> MATERIAL TO PROCESS:
————

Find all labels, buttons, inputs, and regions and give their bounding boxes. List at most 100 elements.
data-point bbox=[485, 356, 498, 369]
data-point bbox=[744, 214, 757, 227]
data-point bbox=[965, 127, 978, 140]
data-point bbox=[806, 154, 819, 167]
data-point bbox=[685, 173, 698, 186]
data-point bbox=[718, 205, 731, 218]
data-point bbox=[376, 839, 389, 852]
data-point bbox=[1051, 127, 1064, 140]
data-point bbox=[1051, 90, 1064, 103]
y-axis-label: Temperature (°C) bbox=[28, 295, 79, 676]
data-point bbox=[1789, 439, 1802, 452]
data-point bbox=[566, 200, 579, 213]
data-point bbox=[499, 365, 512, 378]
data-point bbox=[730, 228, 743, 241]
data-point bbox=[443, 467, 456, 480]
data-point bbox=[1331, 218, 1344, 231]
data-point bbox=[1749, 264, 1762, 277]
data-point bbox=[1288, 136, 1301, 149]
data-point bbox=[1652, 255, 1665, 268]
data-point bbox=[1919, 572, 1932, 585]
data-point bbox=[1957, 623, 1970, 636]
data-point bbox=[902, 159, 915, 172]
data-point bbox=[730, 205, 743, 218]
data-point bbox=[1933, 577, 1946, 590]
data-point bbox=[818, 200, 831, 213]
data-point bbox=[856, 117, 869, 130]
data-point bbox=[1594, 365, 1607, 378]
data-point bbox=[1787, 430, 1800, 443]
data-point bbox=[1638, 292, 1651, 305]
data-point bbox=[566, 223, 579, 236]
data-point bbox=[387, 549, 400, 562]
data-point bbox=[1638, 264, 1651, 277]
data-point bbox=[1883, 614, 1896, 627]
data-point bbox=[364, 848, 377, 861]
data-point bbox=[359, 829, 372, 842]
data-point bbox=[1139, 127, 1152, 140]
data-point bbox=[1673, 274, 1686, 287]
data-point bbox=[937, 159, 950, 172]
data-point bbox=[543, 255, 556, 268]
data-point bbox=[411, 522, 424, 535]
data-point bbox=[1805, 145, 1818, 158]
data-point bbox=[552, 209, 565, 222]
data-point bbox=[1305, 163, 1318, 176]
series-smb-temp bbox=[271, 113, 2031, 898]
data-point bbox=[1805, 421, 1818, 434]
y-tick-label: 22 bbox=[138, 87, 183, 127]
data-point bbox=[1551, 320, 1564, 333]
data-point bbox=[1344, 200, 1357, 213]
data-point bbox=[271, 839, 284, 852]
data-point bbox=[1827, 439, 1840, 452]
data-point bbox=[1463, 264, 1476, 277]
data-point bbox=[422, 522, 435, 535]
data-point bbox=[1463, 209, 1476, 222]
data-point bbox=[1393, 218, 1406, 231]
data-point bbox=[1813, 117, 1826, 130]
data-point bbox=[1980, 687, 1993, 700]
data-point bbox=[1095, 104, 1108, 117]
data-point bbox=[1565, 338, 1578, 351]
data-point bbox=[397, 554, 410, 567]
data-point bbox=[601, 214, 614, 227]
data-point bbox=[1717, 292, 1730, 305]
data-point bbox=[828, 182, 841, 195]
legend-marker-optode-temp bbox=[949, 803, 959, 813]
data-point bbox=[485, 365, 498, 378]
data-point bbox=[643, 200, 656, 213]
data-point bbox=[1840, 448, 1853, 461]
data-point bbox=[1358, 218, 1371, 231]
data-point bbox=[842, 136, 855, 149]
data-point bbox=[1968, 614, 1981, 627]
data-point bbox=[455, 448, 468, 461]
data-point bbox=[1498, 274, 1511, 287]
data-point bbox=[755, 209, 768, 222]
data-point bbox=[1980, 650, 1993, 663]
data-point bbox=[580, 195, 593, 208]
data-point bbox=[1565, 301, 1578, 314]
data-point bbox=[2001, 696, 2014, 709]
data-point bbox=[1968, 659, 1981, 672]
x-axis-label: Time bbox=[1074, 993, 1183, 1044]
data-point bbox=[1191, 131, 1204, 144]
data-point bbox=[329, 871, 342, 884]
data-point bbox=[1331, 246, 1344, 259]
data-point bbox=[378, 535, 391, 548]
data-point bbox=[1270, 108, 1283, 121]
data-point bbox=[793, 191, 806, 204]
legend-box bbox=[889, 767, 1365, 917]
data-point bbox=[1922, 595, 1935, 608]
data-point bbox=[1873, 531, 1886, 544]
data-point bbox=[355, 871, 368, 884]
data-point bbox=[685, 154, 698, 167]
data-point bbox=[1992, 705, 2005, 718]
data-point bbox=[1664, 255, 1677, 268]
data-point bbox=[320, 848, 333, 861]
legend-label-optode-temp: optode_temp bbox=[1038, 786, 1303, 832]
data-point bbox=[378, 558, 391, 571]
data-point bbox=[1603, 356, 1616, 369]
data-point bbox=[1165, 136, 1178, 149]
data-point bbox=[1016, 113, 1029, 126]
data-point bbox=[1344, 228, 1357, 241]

————

> DIRECTIVE:
Rewrite all of the records above, replacing "Temperature (°C)" with "Water temperature (°C)" and keeping every other line unchanged.

> WORKED ANSWER:
Find all labels, buttons, inputs, and regions and give their bounding boxes. List at most 100 elements.
data-point bbox=[485, 356, 498, 369]
data-point bbox=[744, 214, 757, 227]
data-point bbox=[965, 127, 978, 140]
data-point bbox=[806, 154, 819, 167]
data-point bbox=[685, 173, 698, 186]
data-point bbox=[718, 205, 731, 218]
data-point bbox=[376, 839, 389, 852]
data-point bbox=[1051, 127, 1064, 140]
data-point bbox=[1051, 90, 1064, 103]
y-axis-label: Water temperature (°C) bbox=[28, 295, 79, 676]
data-point bbox=[1789, 439, 1802, 452]
data-point bbox=[566, 200, 579, 213]
data-point bbox=[499, 365, 512, 378]
data-point bbox=[730, 228, 743, 241]
data-point bbox=[443, 467, 456, 480]
data-point bbox=[1331, 218, 1344, 231]
data-point bbox=[1749, 264, 1762, 277]
data-point bbox=[1288, 136, 1301, 149]
data-point bbox=[1652, 255, 1665, 268]
data-point bbox=[1919, 572, 1932, 585]
data-point bbox=[1957, 623, 1970, 636]
data-point bbox=[902, 159, 915, 172]
data-point bbox=[730, 205, 743, 218]
data-point bbox=[1933, 577, 1946, 590]
data-point bbox=[818, 200, 831, 213]
data-point bbox=[856, 117, 869, 130]
data-point bbox=[1594, 365, 1607, 378]
data-point bbox=[1787, 430, 1800, 443]
data-point bbox=[1638, 292, 1651, 305]
data-point bbox=[566, 223, 579, 236]
data-point bbox=[387, 549, 400, 562]
data-point bbox=[1638, 264, 1651, 277]
data-point bbox=[1883, 614, 1896, 627]
data-point bbox=[364, 848, 377, 861]
data-point bbox=[359, 829, 372, 842]
data-point bbox=[1139, 127, 1152, 140]
data-point bbox=[1673, 274, 1686, 287]
data-point bbox=[937, 159, 950, 172]
data-point bbox=[543, 255, 556, 268]
data-point bbox=[411, 522, 424, 535]
data-point bbox=[1805, 145, 1818, 158]
data-point bbox=[552, 209, 565, 222]
data-point bbox=[1305, 163, 1318, 176]
series-smb-temp bbox=[271, 113, 2031, 898]
data-point bbox=[1805, 421, 1818, 434]
y-tick-label: 22 bbox=[138, 87, 183, 127]
data-point bbox=[1551, 320, 1564, 333]
data-point bbox=[1344, 200, 1357, 213]
data-point bbox=[271, 839, 284, 852]
data-point bbox=[1827, 439, 1840, 452]
data-point bbox=[1463, 264, 1476, 277]
data-point bbox=[422, 522, 435, 535]
data-point bbox=[1463, 209, 1476, 222]
data-point bbox=[1393, 218, 1406, 231]
data-point bbox=[1813, 117, 1826, 130]
data-point bbox=[1980, 687, 1993, 700]
data-point bbox=[1095, 104, 1108, 117]
data-point bbox=[1565, 338, 1578, 351]
data-point bbox=[397, 554, 410, 567]
data-point bbox=[601, 214, 614, 227]
data-point bbox=[1717, 292, 1730, 305]
data-point bbox=[828, 182, 841, 195]
legend-marker-optode-temp bbox=[949, 803, 959, 813]
data-point bbox=[485, 365, 498, 378]
data-point bbox=[643, 200, 656, 213]
data-point bbox=[1840, 448, 1853, 461]
data-point bbox=[1358, 218, 1371, 231]
data-point bbox=[842, 136, 855, 149]
data-point bbox=[1968, 614, 1981, 627]
data-point bbox=[455, 448, 468, 461]
data-point bbox=[1498, 274, 1511, 287]
data-point bbox=[755, 209, 768, 222]
data-point bbox=[1980, 650, 1993, 663]
data-point bbox=[580, 195, 593, 208]
data-point bbox=[1565, 301, 1578, 314]
data-point bbox=[2001, 696, 2014, 709]
data-point bbox=[1968, 659, 1981, 672]
x-axis-label: Time bbox=[1074, 993, 1183, 1044]
data-point bbox=[1191, 131, 1204, 144]
data-point bbox=[329, 871, 342, 884]
data-point bbox=[1331, 246, 1344, 259]
data-point bbox=[378, 535, 391, 548]
data-point bbox=[1270, 108, 1283, 121]
data-point bbox=[793, 191, 806, 204]
legend-box bbox=[889, 767, 1365, 917]
data-point bbox=[1922, 595, 1935, 608]
data-point bbox=[1873, 531, 1886, 544]
data-point bbox=[355, 871, 368, 884]
data-point bbox=[685, 154, 698, 167]
data-point bbox=[1992, 705, 2005, 718]
data-point bbox=[1664, 255, 1677, 268]
data-point bbox=[320, 848, 333, 861]
legend-label-optode-temp: optode_temp bbox=[1038, 786, 1303, 832]
data-point bbox=[378, 558, 391, 571]
data-point bbox=[1603, 356, 1616, 369]
data-point bbox=[1165, 136, 1178, 149]
data-point bbox=[1016, 113, 1029, 126]
data-point bbox=[1344, 228, 1357, 241]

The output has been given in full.